Apply what you read
1 > According to the case study on the Google Workspace migration, under which company was the engagement delivered?
2 > Pick up the Google Workspace migration case study after its last line and keep writing it.

Text block

// Case study
Google Workspace migration: Microsoft 365 / SharePoint → Google Workspace
Migrated a client domain from Microsoft 365 and SharePoint into Google Workspace — mail, drive content, identity, and groups cut over with continuity of access.
Tools / technologies
- Microsoft 365
- SharePoint
- Google Workspace
- Identity / domain
- Migration tooling
Problem
Delivered as a senior MSP engagement at Uptime Ontime LLC (client anonymized). The organization was running on Microsoft 365 with SharePoint as the document substrate. Day-to-day collaboration worked, but the platform mix had grown costly, complex to administer, and out of step with where the team actually worked. They wanted a unified collaboration baseline on Google Workspace.
Constraints
- Domain-wide cutover — no leaving teams behind on the legacy stack.
- Mail, files, and identity had to land intact, not re-keyed.
- Users had to be able to keep working through the transition without a multi-day blackout.
- Existing SharePoint content had to migrate into Google Workspace without losing structure.
Role
Owned the migration program on the client’s behalf: discovery, planning, communication, execution, and the post-cutover cleanup that always takes longer than the slide deck claims.
What I did
- Mapped the source environment — mail, SharePoint sites, group structures, identity, sharing rules.

Source material
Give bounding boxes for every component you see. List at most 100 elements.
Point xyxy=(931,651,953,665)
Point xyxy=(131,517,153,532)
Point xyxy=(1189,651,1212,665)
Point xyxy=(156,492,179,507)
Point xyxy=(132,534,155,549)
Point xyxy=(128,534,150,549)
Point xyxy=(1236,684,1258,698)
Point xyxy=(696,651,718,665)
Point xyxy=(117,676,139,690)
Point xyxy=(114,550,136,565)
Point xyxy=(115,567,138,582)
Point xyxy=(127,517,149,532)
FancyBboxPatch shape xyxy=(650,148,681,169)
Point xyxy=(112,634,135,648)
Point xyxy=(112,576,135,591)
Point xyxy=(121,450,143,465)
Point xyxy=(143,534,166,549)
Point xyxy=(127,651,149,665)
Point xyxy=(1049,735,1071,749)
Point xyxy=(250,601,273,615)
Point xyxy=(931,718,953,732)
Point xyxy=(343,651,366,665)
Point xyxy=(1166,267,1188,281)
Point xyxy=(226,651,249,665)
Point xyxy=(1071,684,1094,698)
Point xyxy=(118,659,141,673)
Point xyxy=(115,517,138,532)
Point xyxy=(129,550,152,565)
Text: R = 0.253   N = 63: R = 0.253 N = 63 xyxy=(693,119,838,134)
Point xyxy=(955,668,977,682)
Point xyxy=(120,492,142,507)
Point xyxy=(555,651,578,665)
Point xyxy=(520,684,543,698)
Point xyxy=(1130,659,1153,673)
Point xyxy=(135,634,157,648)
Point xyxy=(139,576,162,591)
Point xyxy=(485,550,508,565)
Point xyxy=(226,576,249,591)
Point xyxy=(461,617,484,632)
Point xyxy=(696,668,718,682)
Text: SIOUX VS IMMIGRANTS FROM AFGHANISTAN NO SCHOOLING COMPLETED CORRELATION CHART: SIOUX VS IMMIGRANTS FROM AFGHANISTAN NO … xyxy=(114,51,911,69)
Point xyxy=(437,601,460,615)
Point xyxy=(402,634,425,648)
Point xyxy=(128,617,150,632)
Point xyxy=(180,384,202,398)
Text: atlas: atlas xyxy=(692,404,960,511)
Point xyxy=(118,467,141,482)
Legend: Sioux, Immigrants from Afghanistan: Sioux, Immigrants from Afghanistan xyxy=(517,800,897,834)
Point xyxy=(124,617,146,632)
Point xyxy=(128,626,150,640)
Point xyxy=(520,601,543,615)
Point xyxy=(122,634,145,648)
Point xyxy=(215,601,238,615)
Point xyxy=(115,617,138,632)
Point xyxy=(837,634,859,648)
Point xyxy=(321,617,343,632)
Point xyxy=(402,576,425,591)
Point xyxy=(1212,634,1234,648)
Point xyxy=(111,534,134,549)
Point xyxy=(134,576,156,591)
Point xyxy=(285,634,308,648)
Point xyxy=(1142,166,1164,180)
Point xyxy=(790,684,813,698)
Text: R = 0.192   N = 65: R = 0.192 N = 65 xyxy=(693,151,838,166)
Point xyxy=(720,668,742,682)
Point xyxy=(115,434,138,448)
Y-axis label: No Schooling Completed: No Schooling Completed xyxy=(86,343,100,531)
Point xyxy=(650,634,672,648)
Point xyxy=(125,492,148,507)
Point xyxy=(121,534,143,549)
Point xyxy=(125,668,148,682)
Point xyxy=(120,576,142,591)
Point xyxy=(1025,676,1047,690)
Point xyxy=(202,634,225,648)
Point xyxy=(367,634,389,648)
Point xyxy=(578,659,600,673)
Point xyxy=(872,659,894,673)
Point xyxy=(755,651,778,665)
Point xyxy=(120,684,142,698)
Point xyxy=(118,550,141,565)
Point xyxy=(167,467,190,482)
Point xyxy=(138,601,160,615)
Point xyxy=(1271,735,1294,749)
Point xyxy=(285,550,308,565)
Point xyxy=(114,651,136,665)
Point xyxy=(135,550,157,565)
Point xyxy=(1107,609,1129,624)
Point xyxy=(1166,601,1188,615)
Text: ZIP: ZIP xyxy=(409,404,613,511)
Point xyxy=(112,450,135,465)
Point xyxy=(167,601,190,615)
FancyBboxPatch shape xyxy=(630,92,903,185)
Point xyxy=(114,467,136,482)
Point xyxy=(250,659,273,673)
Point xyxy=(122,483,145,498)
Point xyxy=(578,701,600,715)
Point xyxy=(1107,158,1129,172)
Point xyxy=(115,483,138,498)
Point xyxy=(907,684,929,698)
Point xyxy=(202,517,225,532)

Answers for the tasks
1 > Uptime Ontime LLC

2 >
- Planned the target topology in Google Workspace (organizational units, groups, sharing defaults, drive structure).
- Migrated mail and drive content from Microsoft 365 and SharePoint into Google Workspace.
- Executed domain cutover with continuity of access — users found their data where they needed it.
- Stabilized post-cutover: sharing rules, group memberships, and the small fires that show up only after real use.
Outcome
- One collaboration platform instead of two overlapping ones.
- Simpler admin surface; fewer SKUs to license and reason about.
- A clean baseline that downstream automation and AI tooling can build on.
- A client team that kept working through the transition rather than around it.
What it demonstrates
Owning a high-risk, cross-platform migration end-to-end on behalf of a client — including the unglamorous parts (sharing rules, identity mappings, communication) that decide whether a migration feels successful to the people using it.